------ Material shown ------

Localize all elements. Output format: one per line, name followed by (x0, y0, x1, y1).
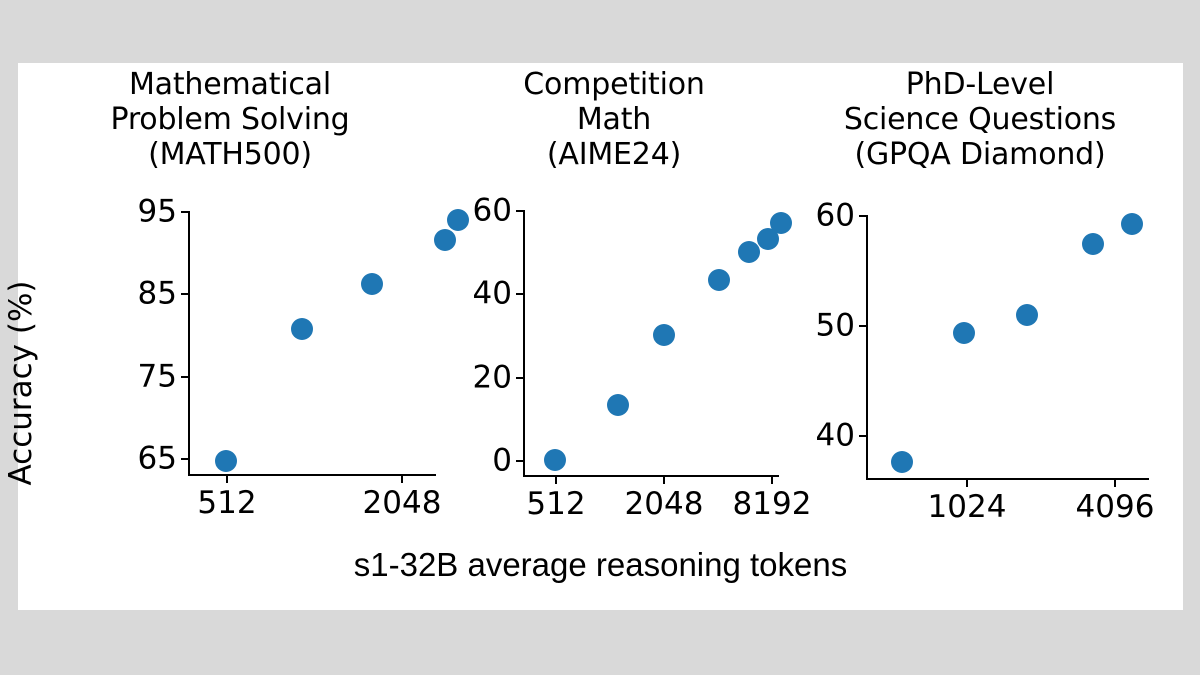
y-tick-mark (516, 210, 523, 212)
x-tick-mark (555, 477, 557, 484)
y-tick-label: 50 (815, 307, 855, 344)
x-tick-label: 2048 (362, 485, 442, 521)
y-tick-label: 95 (137, 193, 177, 230)
x-tick-mark (663, 477, 665, 484)
y-tick-mark (516, 460, 523, 462)
plot-area-gpqa: 60 50 40 1024 4096 (816, 200, 1155, 523)
x-axis-spine (188, 474, 436, 476)
data-point (544, 449, 566, 471)
y-tick-label: 65 (137, 440, 177, 477)
data-point (447, 209, 469, 231)
data-point (891, 451, 913, 473)
x-tick-mark (771, 477, 773, 484)
y-tick-label: 60 (472, 192, 512, 229)
y-tick-mark (859, 215, 866, 217)
y-tick-label: 60 (815, 197, 855, 234)
data-point (708, 269, 730, 291)
x-axis-spine (523, 475, 779, 477)
plot-area-math500: 95 85 75 65 512 2048 (138, 196, 469, 519)
data-point (953, 322, 975, 344)
panel-title-math500: Mathematical Problem Solving (MATH500) (110, 67, 350, 172)
y-tick-mark (859, 325, 866, 327)
data-point (1016, 304, 1038, 326)
panel-aime24: Competition Math (AIME24) 60 40 20 0 512… (438, 63, 812, 610)
y-tick-mark (181, 376, 188, 378)
x-axis-spine (866, 478, 1149, 480)
y-tick-label: 85 (137, 275, 177, 312)
y-axis-spine (523, 210, 525, 477)
y-tick-mark (181, 211, 188, 213)
data-point (770, 212, 792, 234)
y-axis-spine (188, 211, 190, 476)
y-tick-label: 40 (815, 417, 855, 454)
y-tick-mark (181, 458, 188, 460)
y-tick-label: 20 (472, 359, 512, 396)
x-tick-mark (1114, 480, 1116, 487)
x-tick-label: 512 (526, 486, 586, 522)
y-axis-label: Accuracy (%) (3, 280, 39, 486)
y-tick-mark (516, 377, 523, 379)
data-point (653, 324, 675, 346)
panel-math500: Mathematical Problem Solving (MATH500) A… (3, 63, 469, 610)
x-axis-label: s1-32B average reasoning tokens (353, 546, 848, 583)
y-tick-label: 0 (492, 442, 512, 479)
data-point (1082, 233, 1104, 255)
x-tick-label: 512 (197, 485, 257, 521)
y-tick-mark (859, 435, 866, 437)
data-point (291, 318, 313, 340)
panel-gpqa-diamond: PhD-Level Science Questions (GPQA Diamon… (790, 63, 1183, 610)
x-tick-label: 2048 (624, 486, 704, 522)
x-tick-label: 1024 (927, 489, 1007, 525)
figure-card: Mathematical Problem Solving (MATH500) A… (3, 63, 1183, 610)
plot-area-aime24: 60 40 20 0 512 2048 8192 (473, 195, 812, 520)
y-tick-mark (181, 293, 188, 295)
y-tick-mark (516, 293, 523, 295)
data-point (738, 241, 760, 263)
data-point (215, 450, 237, 472)
y-tick-label: 40 (472, 275, 512, 312)
x-tick-mark (401, 476, 403, 483)
x-tick-mark (966, 480, 968, 487)
panel-title-aime24: Competition Math (AIME24) (523, 67, 705, 172)
data-point (607, 394, 629, 416)
data-point (757, 228, 779, 250)
x-tick-mark (226, 476, 228, 483)
data-point (1121, 213, 1143, 235)
data-point (361, 273, 383, 295)
y-tick-label: 75 (137, 358, 177, 395)
x-tick-label: 4096 (1075, 489, 1155, 525)
x-tick-label: 8192 (732, 486, 812, 522)
panel-title-gpqa: PhD-Level Science Questions (GPQA Diamon… (843, 67, 1117, 172)
y-axis-spine (866, 215, 868, 480)
data-point (434, 229, 456, 251)
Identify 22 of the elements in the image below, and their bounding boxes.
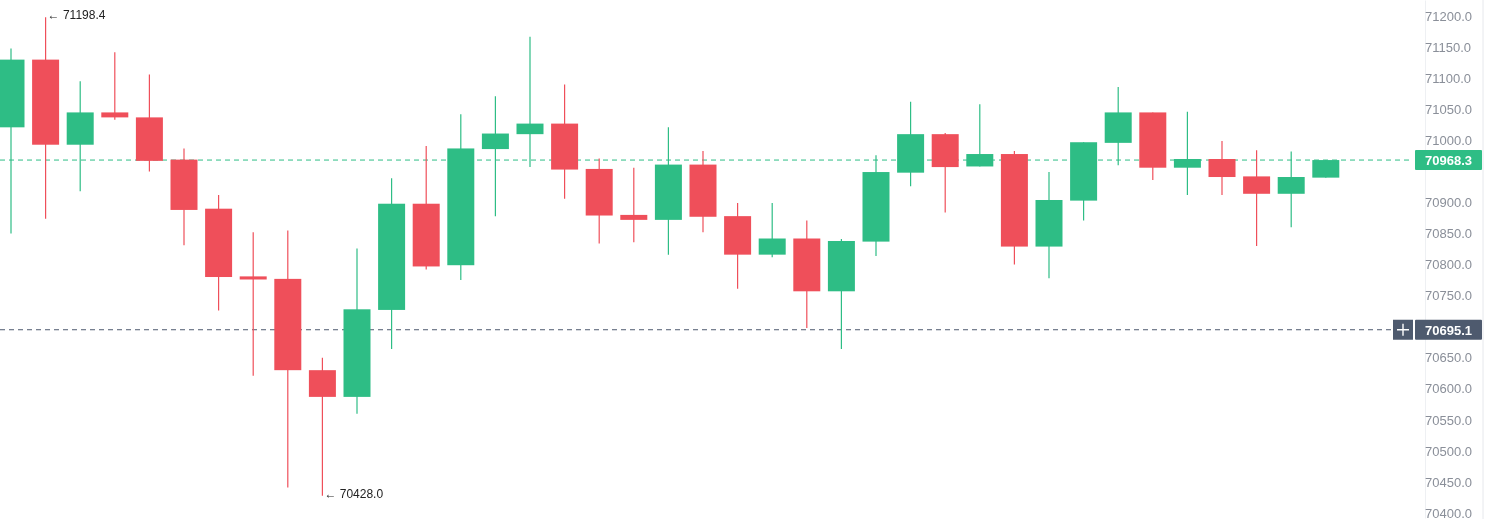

------

Objective: Please gather every line of the items above that contains the string "plot" and copy each one in full.

Written response:
plot-area-gpqa: 60 50 40 1024 4096 (816, 200, 1155, 523)
plot-area-math500: 95 85 75 65 512 2048 (138, 196, 469, 519)
plot-area-aime24: 60 40 20 0 512 2048 8192 (473, 195, 812, 520)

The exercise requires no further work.